%%

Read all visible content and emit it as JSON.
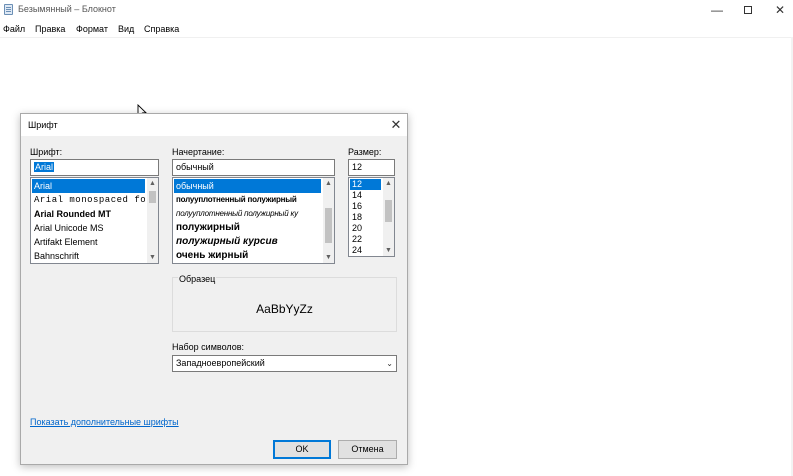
{
  "window": {
    "title": "Безымянный – Блокнот",
    "controls": {
      "minimize": "—",
      "close": "✕"
    }
  },
  "menubar": {
    "items": [
      "Файл",
      "Правка",
      "Формат",
      "Вид",
      "Справка"
    ]
  },
  "dialog": {
    "title": "Шрифт",
    "close": "✕",
    "font": {
      "label": "Шрифт:",
      "value": "Arial",
      "items": [
        "Arial",
        "Arial monospaced fo",
        "Arial Rounded MT",
        "Arial Unicode MS",
        "Artifakt Element",
        "Bahnschrift"
      ],
      "selected_index": 0
    },
    "style": {
      "label": "Начертание:",
      "value": "обычный",
      "items": [
        "обычный",
        "полууплотненный полужирный",
        "полууплотненный полужирный ку",
        "полужирный",
        "полужирный курсив",
        "очень жирный"
      ],
      "selected_index": 0
    },
    "size": {
      "label": "Размер:",
      "value": "12",
      "items": [
        "12",
        "14",
        "16",
        "18",
        "20",
        "22",
        "24"
      ],
      "selected_index": 0
    },
    "sample": {
      "label": "Образец",
      "text": "AaBbYyZz"
    },
    "charset": {
      "label": "Набор символов:",
      "value": "Западноевропейский"
    },
    "more_fonts_link": "Показать дополнительные шрифты",
    "ok_label": "OK",
    "cancel_label": "Отмена",
    "scroll_up": "▲",
    "scroll_down": "▼",
    "dropdown_arrow": "⌄"
  },
  "colors": {
    "selection": "#0078d7",
    "link": "#0066cc",
    "dialog_bg": "#f0f0f0"
  }
}
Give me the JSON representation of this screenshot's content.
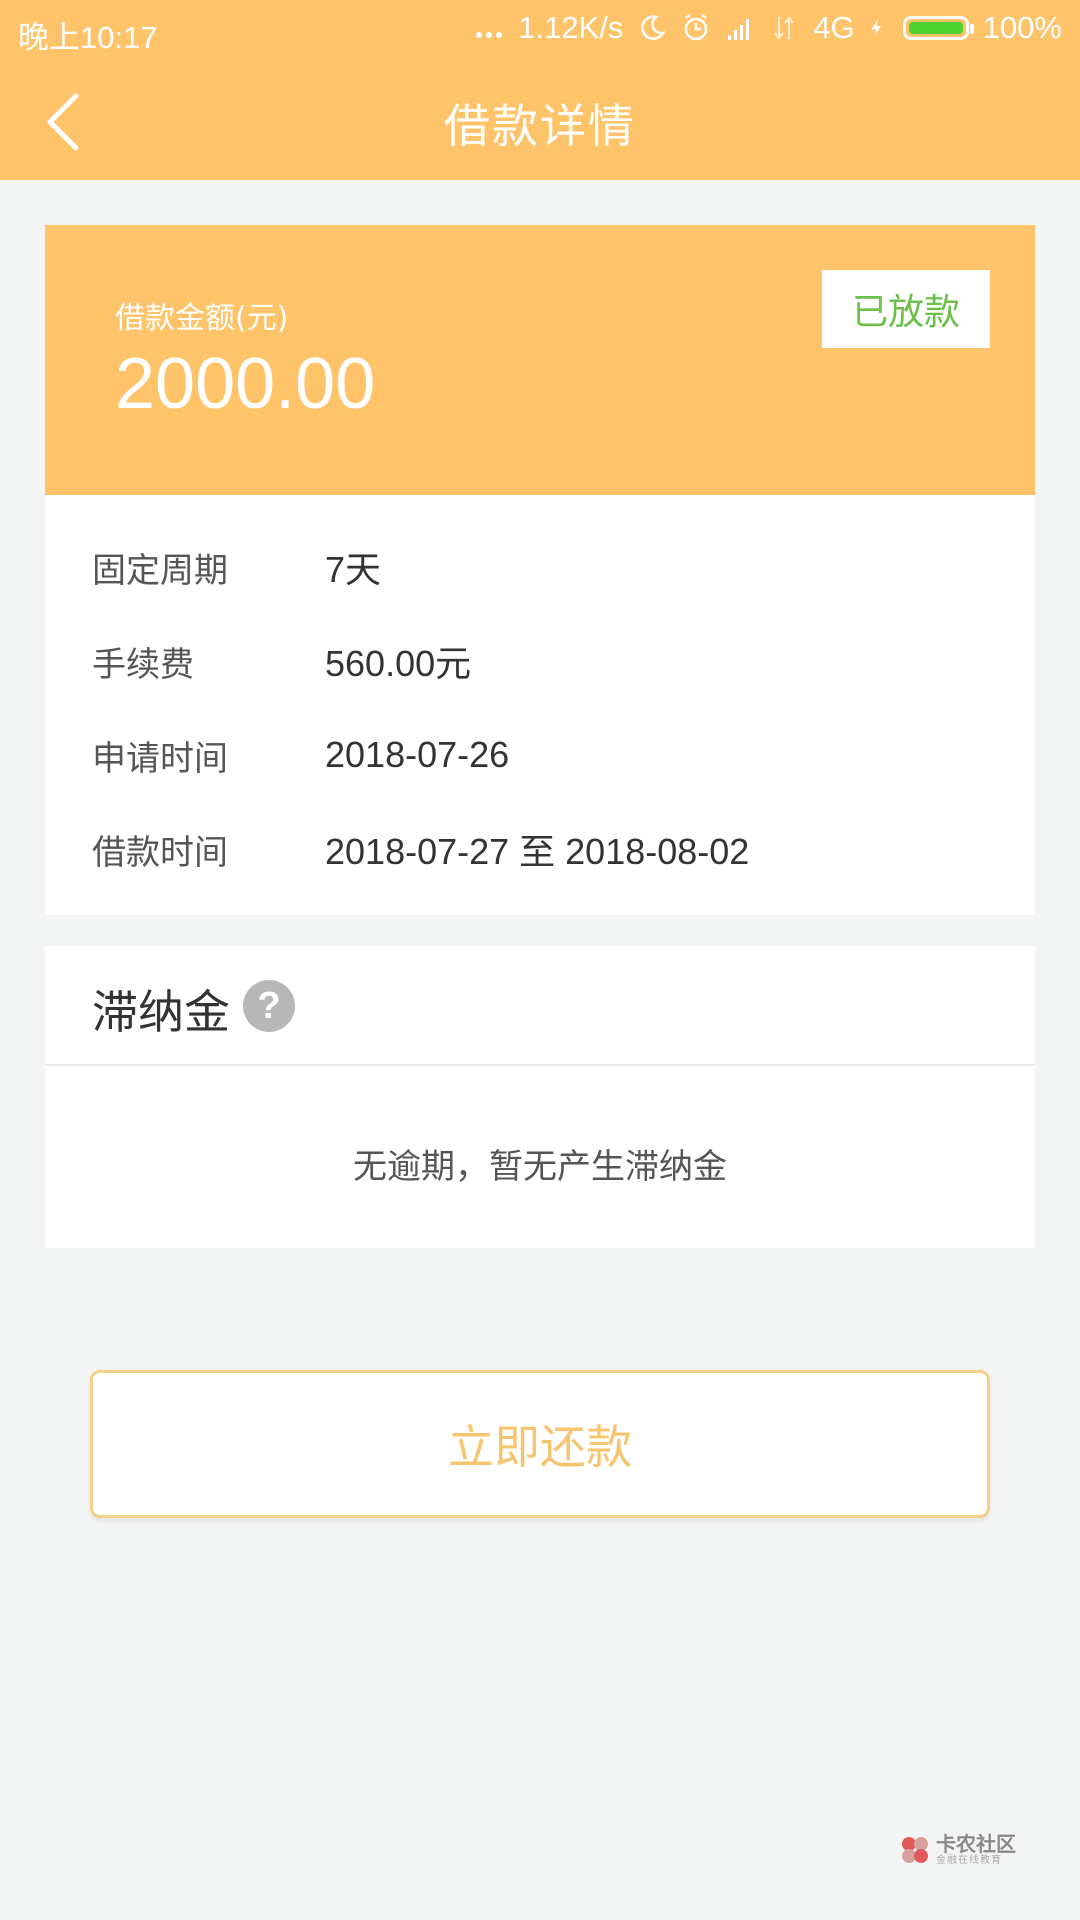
{
  "status_bar": {
    "time": "晚上10:17",
    "network_speed": "1.12K/s",
    "network_type": "4G",
    "battery": "100%",
    "icons": [
      "more-dots-icon",
      "moon-icon",
      "alarm-icon",
      "signal-icon",
      "data-arrows-icon",
      "charging-icon",
      "battery-icon"
    ]
  },
  "header": {
    "title": "借款详情",
    "back_icon": "back-chevron-icon"
  },
  "amount_card": {
    "label": "借款金额(元)",
    "amount": "2000.00",
    "status": "已放款"
  },
  "details": [
    {
      "label": "固定周期",
      "value": "7天"
    },
    {
      "label": "手续费",
      "value": "560.00元"
    },
    {
      "label": "申请时间",
      "value": "2018-07-26"
    },
    {
      "label": "借款时间",
      "value": "2018-07-27 至 2018-08-02"
    }
  ],
  "late_fee": {
    "title": "滞纳金",
    "help_icon": "?",
    "empty_text": "无逾期，暂无产生滞纳金"
  },
  "actions": {
    "repay_label": "立即还款"
  },
  "watermark": {
    "name": "卡农社区",
    "tagline": "金融在线教育"
  },
  "colors": {
    "brand": "#ffc46a",
    "status_green": "#6cc04a",
    "button_text": "#f7c46f",
    "background": "#f3f4f4"
  }
}
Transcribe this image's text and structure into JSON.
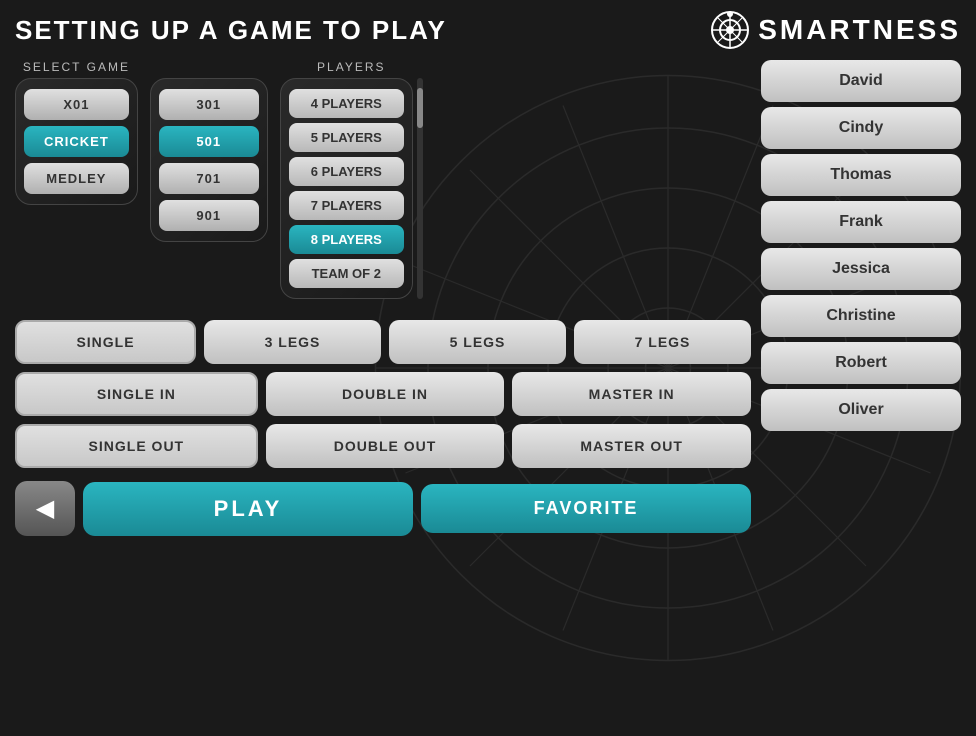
{
  "header": {
    "title": "SETTING UP A GAME TO PLAY",
    "logo_text": "SMARTNESS"
  },
  "select_game": {
    "label": "SELECT GAME",
    "game_types": [
      {
        "id": "x01",
        "label": "X01",
        "active": false
      },
      {
        "id": "cricket",
        "label": "CRICKET",
        "active": true
      },
      {
        "id": "medley",
        "label": "MEDLEY",
        "active": false
      }
    ],
    "scores": [
      {
        "id": "301",
        "label": "301",
        "active": false
      },
      {
        "id": "501",
        "label": "501",
        "active": true
      },
      {
        "id": "701",
        "label": "701",
        "active": false
      },
      {
        "id": "901",
        "label": "901",
        "active": false
      }
    ]
  },
  "players": {
    "label": "PLAYERS",
    "options": [
      {
        "id": "4players",
        "label": "4 PLAYERS",
        "active": false
      },
      {
        "id": "5players",
        "label": "5 PLAYERS",
        "active": false
      },
      {
        "id": "6players",
        "label": "6 PLAYERS",
        "active": false
      },
      {
        "id": "7players",
        "label": "7 PLAYERS",
        "active": false
      },
      {
        "id": "8players",
        "label": "8 PLAYERS",
        "active": true
      },
      {
        "id": "teamof2",
        "label": "TEAM OF 2",
        "active": false
      }
    ]
  },
  "controls": {
    "row1": [
      {
        "id": "single",
        "label": "SINGLE",
        "active": true
      },
      {
        "id": "3legs",
        "label": "3 LEGS",
        "active": false
      },
      {
        "id": "5legs",
        "label": "5 LEGS",
        "active": false
      },
      {
        "id": "7legs",
        "label": "7 LEGS",
        "active": false
      }
    ],
    "row2": [
      {
        "id": "single_in",
        "label": "SINGLE IN",
        "active": true
      },
      {
        "id": "double_in",
        "label": "DOUBLE IN",
        "active": false
      },
      {
        "id": "master_in",
        "label": "MASTER IN",
        "active": false
      }
    ],
    "row3": [
      {
        "id": "single_out",
        "label": "SINGLE OUT",
        "active": true
      },
      {
        "id": "double_out",
        "label": "DOUBLE OUT",
        "active": false
      },
      {
        "id": "master_out",
        "label": "MASTER OUT",
        "active": false
      }
    ]
  },
  "actions": {
    "back_icon": "◀",
    "play_label": "PLAY",
    "favorite_label": "FAVORITE"
  },
  "player_names": [
    {
      "id": "david",
      "name": "David"
    },
    {
      "id": "cindy",
      "name": "Cindy"
    },
    {
      "id": "thomas",
      "name": "Thomas"
    },
    {
      "id": "frank",
      "name": "Frank"
    },
    {
      "id": "jessica",
      "name": "Jessica"
    },
    {
      "id": "christine",
      "name": "Christine"
    },
    {
      "id": "robert",
      "name": "Robert"
    },
    {
      "id": "oliver",
      "name": "Oliver"
    }
  ]
}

%%

■ REQUIRED TASK ■
Every line that holds the word "полужирный" should be extracted.

■ TASK SOLUTION ■
        "полууплотненный полужирный",
        "полууплотненный полужирный ку",
        "полужирный",
        "полужирный курсив",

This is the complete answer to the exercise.